__Do this__.
Repeat each entry in full, exactly.

__Material provided__.
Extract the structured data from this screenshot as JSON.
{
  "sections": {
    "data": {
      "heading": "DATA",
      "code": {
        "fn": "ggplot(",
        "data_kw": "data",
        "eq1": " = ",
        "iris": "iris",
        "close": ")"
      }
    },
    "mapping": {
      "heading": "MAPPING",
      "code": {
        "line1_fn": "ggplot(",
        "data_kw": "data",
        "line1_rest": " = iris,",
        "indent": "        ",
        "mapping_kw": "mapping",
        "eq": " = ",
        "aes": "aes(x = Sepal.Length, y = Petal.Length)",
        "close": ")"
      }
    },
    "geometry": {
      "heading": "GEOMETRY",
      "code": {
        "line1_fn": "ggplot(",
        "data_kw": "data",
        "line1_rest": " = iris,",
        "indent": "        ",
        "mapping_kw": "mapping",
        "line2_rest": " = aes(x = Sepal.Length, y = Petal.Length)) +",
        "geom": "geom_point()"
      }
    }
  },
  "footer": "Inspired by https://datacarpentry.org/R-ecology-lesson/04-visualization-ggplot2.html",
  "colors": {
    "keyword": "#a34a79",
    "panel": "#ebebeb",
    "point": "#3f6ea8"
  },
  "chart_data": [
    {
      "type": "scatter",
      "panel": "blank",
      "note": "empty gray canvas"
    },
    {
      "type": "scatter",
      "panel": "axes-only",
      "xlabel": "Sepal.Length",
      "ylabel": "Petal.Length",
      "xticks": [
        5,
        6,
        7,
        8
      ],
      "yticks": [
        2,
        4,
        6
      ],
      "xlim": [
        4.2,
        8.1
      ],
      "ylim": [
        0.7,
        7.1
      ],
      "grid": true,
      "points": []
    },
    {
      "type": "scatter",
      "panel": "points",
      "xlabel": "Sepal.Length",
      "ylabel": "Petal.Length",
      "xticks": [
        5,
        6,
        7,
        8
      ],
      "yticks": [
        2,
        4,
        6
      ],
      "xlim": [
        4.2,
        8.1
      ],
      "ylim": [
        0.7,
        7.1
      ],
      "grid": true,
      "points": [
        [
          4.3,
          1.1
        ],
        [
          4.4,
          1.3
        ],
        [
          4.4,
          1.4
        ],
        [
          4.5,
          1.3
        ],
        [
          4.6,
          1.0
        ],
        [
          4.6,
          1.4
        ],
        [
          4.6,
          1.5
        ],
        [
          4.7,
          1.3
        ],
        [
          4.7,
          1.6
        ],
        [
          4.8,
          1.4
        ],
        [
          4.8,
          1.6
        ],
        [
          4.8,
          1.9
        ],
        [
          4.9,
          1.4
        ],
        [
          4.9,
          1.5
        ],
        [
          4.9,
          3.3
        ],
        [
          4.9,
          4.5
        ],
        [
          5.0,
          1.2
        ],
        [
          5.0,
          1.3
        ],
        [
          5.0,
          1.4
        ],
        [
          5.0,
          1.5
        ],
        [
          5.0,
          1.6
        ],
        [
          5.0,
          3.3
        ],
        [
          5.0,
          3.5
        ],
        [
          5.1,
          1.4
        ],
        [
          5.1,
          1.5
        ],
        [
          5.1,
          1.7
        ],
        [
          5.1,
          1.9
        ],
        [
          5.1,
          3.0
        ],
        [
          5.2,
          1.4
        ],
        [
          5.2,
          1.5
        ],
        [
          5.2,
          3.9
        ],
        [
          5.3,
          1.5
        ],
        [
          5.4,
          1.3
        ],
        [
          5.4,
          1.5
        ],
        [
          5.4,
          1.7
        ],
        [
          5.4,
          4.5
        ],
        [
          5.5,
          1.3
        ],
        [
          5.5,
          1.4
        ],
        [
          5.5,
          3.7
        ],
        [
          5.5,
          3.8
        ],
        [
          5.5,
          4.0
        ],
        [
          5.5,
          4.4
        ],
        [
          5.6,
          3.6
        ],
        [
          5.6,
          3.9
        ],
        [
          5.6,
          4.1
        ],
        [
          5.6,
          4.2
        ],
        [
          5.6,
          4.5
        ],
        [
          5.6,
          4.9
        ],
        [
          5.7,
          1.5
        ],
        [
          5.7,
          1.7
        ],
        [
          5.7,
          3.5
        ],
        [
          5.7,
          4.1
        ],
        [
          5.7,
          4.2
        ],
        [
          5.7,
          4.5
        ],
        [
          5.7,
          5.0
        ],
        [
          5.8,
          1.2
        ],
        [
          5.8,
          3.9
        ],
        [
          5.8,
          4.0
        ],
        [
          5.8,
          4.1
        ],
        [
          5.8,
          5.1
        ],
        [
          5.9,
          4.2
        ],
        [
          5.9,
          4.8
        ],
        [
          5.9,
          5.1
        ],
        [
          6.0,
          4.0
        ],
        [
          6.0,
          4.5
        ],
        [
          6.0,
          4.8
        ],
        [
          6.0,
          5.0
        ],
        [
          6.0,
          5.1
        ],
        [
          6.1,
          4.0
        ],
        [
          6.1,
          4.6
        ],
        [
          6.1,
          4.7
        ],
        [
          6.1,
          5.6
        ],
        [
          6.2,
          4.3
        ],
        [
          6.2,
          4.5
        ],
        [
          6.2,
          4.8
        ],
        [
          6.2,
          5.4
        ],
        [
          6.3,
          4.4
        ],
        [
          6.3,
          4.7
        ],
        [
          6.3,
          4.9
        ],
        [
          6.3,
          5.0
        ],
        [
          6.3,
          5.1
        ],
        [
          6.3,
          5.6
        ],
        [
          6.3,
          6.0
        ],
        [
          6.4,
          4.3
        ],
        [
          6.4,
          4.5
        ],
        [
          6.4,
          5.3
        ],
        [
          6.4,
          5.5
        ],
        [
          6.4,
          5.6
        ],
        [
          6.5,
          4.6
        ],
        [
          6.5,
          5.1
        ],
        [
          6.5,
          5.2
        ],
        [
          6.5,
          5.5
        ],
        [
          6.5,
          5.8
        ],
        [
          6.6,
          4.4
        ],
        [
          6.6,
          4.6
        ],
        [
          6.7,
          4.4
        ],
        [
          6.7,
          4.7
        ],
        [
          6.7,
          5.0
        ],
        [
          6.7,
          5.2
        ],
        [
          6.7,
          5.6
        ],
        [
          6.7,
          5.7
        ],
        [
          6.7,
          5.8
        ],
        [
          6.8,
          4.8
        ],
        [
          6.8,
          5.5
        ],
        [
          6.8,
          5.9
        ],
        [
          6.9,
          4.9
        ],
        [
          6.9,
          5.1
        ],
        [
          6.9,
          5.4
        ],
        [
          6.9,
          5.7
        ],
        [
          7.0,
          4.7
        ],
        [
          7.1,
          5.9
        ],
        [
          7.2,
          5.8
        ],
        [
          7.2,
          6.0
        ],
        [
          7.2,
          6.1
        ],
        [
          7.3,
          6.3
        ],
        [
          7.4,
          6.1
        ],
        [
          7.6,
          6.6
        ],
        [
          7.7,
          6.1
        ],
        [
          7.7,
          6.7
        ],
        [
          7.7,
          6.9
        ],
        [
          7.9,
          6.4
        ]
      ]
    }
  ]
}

__Response__.
Extract the structured data from this screenshot as JSON.
{
  "sections": {
    "data": {
      "heading": "DATA",
      "code": {
        "fn": "ggplot(",
        "data_kw": "data",
        "eq1": " = ",
        "iris": "iris",
        "close": ")"
      }
    },
    "mapping": {
      "heading": "MAPPING",
      "code": {
        "line1_fn": "ggplot(",
        "data_kw": "data",
        "line1_rest": " = iris,",
        "indent": "        ",
        "mapping_kw": "mapping",
        "eq": " = ",
        "aes": "aes(x = Sepal.Length, y = Petal.Length)",
        "close": ")"
      }
    },
    "geometry": {
      "heading": "GEOMETRY",
      "code": {
        "line1_fn": "ggplot(",
        "data_kw": "data",
        "line1_rest": " = iris,",
        "indent": "        ",
        "mapping_kw": "mapping",
        "line2_rest": " = aes(x = Sepal.Length, y = Petal.Length)) +",
        "geom": "geom_point()"
      }
    }
  },
  "footer": "Inspired by https://datacarpentry.org/R-ecology-lesson/04-visualization-ggplot2.html",
  "colors": {
    "keyword": "#a34a79",
    "panel": "#ebebeb",
    "point": "#3f6ea8"
  },
  "chart_data": [
    {
      "type": "scatter",
      "panel": "blank",
      "note": "empty gray canvas"
    },
    {
      "type": "scatter",
      "panel": "axes-only",
      "xlabel": "Sepal.Length",
      "ylabel": "Petal.Length",
      "xticks": [
        5,
        6,
        7,
        8
      ],
      "yticks": [
        2,
        4,
        6
      ],
      "xlim": [
        4.2,
        8.1
      ],
      "ylim": [
        0.7,
        7.1
      ],
      "grid": true,
      "points": []
    },
    {
      "type": "scatter",
      "panel": "points",
      "xlabel": "Sepal.Length",
      "ylabel": "Petal.Length",
      "xticks": [
        5,
        6,
        7,
        8
      ],
      "yticks": [
        2,
        4,
        6
      ],
      "xlim": [
        4.2,
        8.1
      ],
      "ylim": [
        0.7,
        7.1
      ],
      "grid": true,
      "points": [
        [
          4.3,
          1.1
        ],
        [
          4.4,
          1.3
        ],
        [
          4.4,
          1.4
        ],
        [
          4.5,
          1.3
        ],
        [
          4.6,
          1.0
        ],
        [
          4.6,
          1.4
        ],
        [
          4.6,
          1.5
        ],
        [
          4.7,
          1.3
        ],
        [
          4.7,
          1.6
        ],
        [
          4.8,
          1.4
        ],
        [
          4.8,
          1.6
        ],
        [
          4.8,
          1.9
        ],
        [
          4.9,
          1.4
        ],
        [
          4.9,
          1.5
        ],
        [
          4.9,
          3.3
        ],
        [
          4.9,
          4.5
        ],
        [
          5.0,
          1.2
        ],
        [
          5.0,
          1.3
        ],
        [
          5.0,
          1.4
        ],
        [
          5.0,
          1.5
        ],
        [
          5.0,
          1.6
        ],
        [
          5.0,
          3.3
        ],
        [
          5.0,
          3.5
        ],
        [
          5.1,
          1.4
        ],
        [
          5.1,
          1.5
        ],
        [
          5.1,
          1.7
        ],
        [
          5.1,
          1.9
        ],
        [
          5.1,
          3.0
        ],
        [
          5.2,
          1.4
        ],
        [
          5.2,
          1.5
        ],
        [
          5.2,
          3.9
        ],
        [
          5.3,
          1.5
        ],
        [
          5.4,
          1.3
        ],
        [
          5.4,
          1.5
        ],
        [
          5.4,
          1.7
        ],
        [
          5.4,
          4.5
        ],
        [
          5.5,
          1.3
        ],
        [
          5.5,
          1.4
        ],
        [
          5.5,
          3.7
        ],
        [
          5.5,
          3.8
        ],
        [
          5.5,
          4.0
        ],
        [
          5.5,
          4.4
        ],
        [
          5.6,
          3.6
        ],
        [
          5.6,
          3.9
        ],
        [
          5.6,
          4.1
        ],
        [
          5.6,
          4.2
        ],
        [
          5.6,
          4.5
        ],
        [
          5.6,
          4.9
        ],
        [
          5.7,
          1.5
        ],
        [
          5.7,
          1.7
        ],
        [
          5.7,
          3.5
        ],
        [
          5.7,
          4.1
        ],
        [
          5.7,
          4.2
        ],
        [
          5.7,
          4.5
        ],
        [
          5.7,
          5.0
        ],
        [
          5.8,
          1.2
        ],
        [
          5.8,
          3.9
        ],
        [
          5.8,
          4.0
        ],
        [
          5.8,
          4.1
        ],
        [
          5.8,
          5.1
        ],
        [
          5.9,
          4.2
        ],
        [
          5.9,
          4.8
        ],
        [
          5.9,
          5.1
        ],
        [
          6.0,
          4.0
        ],
        [
          6.0,
          4.5
        ],
        [
          6.0,
          4.8
        ],
        [
          6.0,
          5.0
        ],
        [
          6.0,
          5.1
        ],
        [
          6.1,
          4.0
        ],
        [
          6.1,
          4.6
        ],
        [
          6.1,
          4.7
        ],
        [
          6.1,
          5.6
        ],
        [
          6.2,
          4.3
        ],
        [
          6.2,
          4.5
        ],
        [
          6.2,
          4.8
        ],
        [
          6.2,
          5.4
        ],
        [
          6.3,
          4.4
        ],
        [
          6.3,
          4.7
        ],
        [
          6.3,
          4.9
        ],
        [
          6.3,
          5.0
        ],
        [
          6.3,
          5.1
        ],
        [
          6.3,
          5.6
        ],
        [
          6.3,
          6.0
        ],
        [
          6.4,
          4.3
        ],
        [
          6.4,
          4.5
        ],
        [
          6.4,
          5.3
        ],
        [
          6.4,
          5.5
        ],
        [
          6.4,
          5.6
        ],
        [
          6.5,
          4.6
        ],
        [
          6.5,
          5.1
        ],
        [
          6.5,
          5.2
        ],
        [
          6.5,
          5.5
        ],
        [
          6.5,
          5.8
        ],
        [
          6.6,
          4.4
        ],
        [
          6.6,
          4.6
        ],
        [
          6.7,
          4.4
        ],
        [
          6.7,
          4.7
        ],
        [
          6.7,
          5.0
        ],
        [
          6.7,
          5.2
        ],
        [
          6.7,
          5.6
        ],
        [
          6.7,
          5.7
        ],
        [
          6.7,
          5.8
        ],
        [
          6.8,
          4.8
        ],
        [
          6.8,
          5.5
        ],
        [
          6.8,
          5.9
        ],
        [
          6.9,
          4.9
        ],
        [
          6.9,
          5.1
        ],
        [
          6.9,
          5.4
        ],
        [
          6.9,
          5.7
        ],
        [
          7.0,
          4.7
        ],
        [
          7.1,
          5.9
        ],
        [
          7.2,
          5.8
        ],
        [
          7.2,
          6.0
        ],
        [
          7.2,
          6.1
        ],
        [
          7.3,
          6.3
        ],
        [
          7.4,
          6.1
        ],
        [
          7.6,
          6.6
        ],
        [
          7.7,
          6.1
        ],
        [
          7.7,
          6.7
        ],
        [
          7.7,
          6.9
        ],
        [
          7.9,
          6.4
        ]
      ]
    }
  ]
}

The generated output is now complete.